- [Objective]:
Repeat every record exactly, but keep images out of the copy.

================================

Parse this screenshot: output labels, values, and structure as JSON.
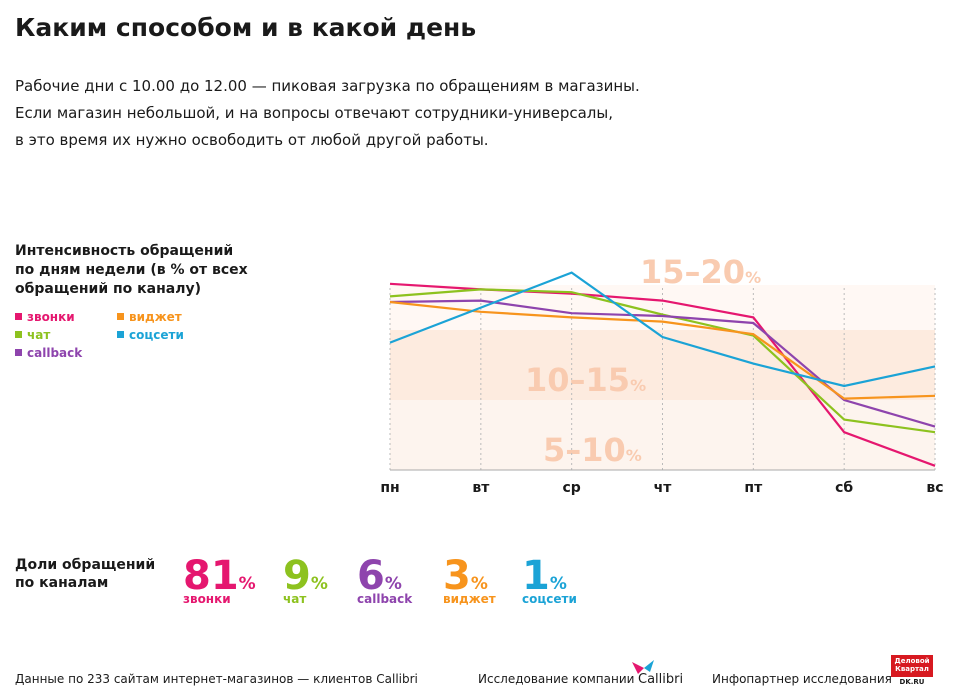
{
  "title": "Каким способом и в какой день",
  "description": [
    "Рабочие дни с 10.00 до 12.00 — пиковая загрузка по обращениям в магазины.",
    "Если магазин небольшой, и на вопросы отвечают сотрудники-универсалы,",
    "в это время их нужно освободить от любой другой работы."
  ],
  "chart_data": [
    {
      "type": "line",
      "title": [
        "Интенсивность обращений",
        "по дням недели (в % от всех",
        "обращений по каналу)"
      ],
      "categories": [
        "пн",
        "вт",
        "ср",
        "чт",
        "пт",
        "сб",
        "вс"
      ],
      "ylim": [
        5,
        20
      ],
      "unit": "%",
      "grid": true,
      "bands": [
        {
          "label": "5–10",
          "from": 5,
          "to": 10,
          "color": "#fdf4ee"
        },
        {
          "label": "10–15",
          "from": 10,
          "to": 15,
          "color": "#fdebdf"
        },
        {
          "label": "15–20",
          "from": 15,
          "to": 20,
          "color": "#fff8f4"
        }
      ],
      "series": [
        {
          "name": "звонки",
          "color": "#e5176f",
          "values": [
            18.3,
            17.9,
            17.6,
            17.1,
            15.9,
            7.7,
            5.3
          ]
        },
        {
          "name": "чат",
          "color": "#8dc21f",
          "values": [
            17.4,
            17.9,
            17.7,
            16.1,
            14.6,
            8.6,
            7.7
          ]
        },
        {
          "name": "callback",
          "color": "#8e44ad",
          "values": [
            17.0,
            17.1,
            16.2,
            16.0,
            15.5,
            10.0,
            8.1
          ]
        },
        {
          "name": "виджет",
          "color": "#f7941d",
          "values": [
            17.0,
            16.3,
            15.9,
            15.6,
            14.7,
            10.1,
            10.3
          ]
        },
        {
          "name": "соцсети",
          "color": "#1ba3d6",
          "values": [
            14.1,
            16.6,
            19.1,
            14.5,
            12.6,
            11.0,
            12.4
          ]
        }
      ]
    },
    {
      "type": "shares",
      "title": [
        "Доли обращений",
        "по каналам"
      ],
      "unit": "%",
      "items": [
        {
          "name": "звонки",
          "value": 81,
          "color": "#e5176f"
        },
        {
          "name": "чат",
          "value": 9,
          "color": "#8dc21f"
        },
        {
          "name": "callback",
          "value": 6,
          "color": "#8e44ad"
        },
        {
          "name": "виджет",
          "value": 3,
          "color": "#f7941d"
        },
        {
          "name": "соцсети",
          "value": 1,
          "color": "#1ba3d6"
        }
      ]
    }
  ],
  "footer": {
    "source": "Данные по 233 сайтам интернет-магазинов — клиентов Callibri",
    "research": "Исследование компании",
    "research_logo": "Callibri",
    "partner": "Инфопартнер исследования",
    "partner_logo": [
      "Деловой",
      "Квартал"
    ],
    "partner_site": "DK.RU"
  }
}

================================

- [Response to this task]:
Parse this screenshot: output labels, values, and structure as JSON.
{
  "title": "Каким способом и в какой день",
  "description": [
    "Рабочие дни с 10.00 до 12.00 — пиковая загрузка по обращениям в магазины.",
    "Если магазин небольшой, и на вопросы отвечают сотрудники-универсалы,",
    "в это время их нужно освободить от любой другой работы."
  ],
  "chart_data": [
    {
      "type": "line",
      "title": [
        "Интенсивность обращений",
        "по дням недели (в % от всех",
        "обращений по каналу)"
      ],
      "categories": [
        "пн",
        "вт",
        "ср",
        "чт",
        "пт",
        "сб",
        "вс"
      ],
      "ylim": [
        5,
        20
      ],
      "unit": "%",
      "grid": true,
      "bands": [
        {
          "label": "5–10",
          "from": 5,
          "to": 10,
          "color": "#fdf4ee"
        },
        {
          "label": "10–15",
          "from": 10,
          "to": 15,
          "color": "#fdebdf"
        },
        {
          "label": "15–20",
          "from": 15,
          "to": 20,
          "color": "#fff8f4"
        }
      ],
      "series": [
        {
          "name": "звонки",
          "color": "#e5176f",
          "values": [
            18.3,
            17.9,
            17.6,
            17.1,
            15.9,
            7.7,
            5.3
          ]
        },
        {
          "name": "чат",
          "color": "#8dc21f",
          "values": [
            17.4,
            17.9,
            17.7,
            16.1,
            14.6,
            8.6,
            7.7
          ]
        },
        {
          "name": "callback",
          "color": "#8e44ad",
          "values": [
            17.0,
            17.1,
            16.2,
            16.0,
            15.5,
            10.0,
            8.1
          ]
        },
        {
          "name": "виджет",
          "color": "#f7941d",
          "values": [
            17.0,
            16.3,
            15.9,
            15.6,
            14.7,
            10.1,
            10.3
          ]
        },
        {
          "name": "соцсети",
          "color": "#1ba3d6",
          "values": [
            14.1,
            16.6,
            19.1,
            14.5,
            12.6,
            11.0,
            12.4
          ]
        }
      ]
    },
    {
      "type": "shares",
      "title": [
        "Доли обращений",
        "по каналам"
      ],
      "unit": "%",
      "items": [
        {
          "name": "звонки",
          "value": 81,
          "color": "#e5176f"
        },
        {
          "name": "чат",
          "value": 9,
          "color": "#8dc21f"
        },
        {
          "name": "callback",
          "value": 6,
          "color": "#8e44ad"
        },
        {
          "name": "виджет",
          "value": 3,
          "color": "#f7941d"
        },
        {
          "name": "соцсети",
          "value": 1,
          "color": "#1ba3d6"
        }
      ]
    }
  ],
  "footer": {
    "source": "Данные по 233 сайтам интернет-магазинов — клиентов Callibri",
    "research": "Исследование компании",
    "research_logo": "Callibri",
    "partner": "Инфопартнер исследования",
    "partner_logo": [
      "Деловой",
      "Квартал"
    ],
    "partner_site": "DK.RU"
  }
}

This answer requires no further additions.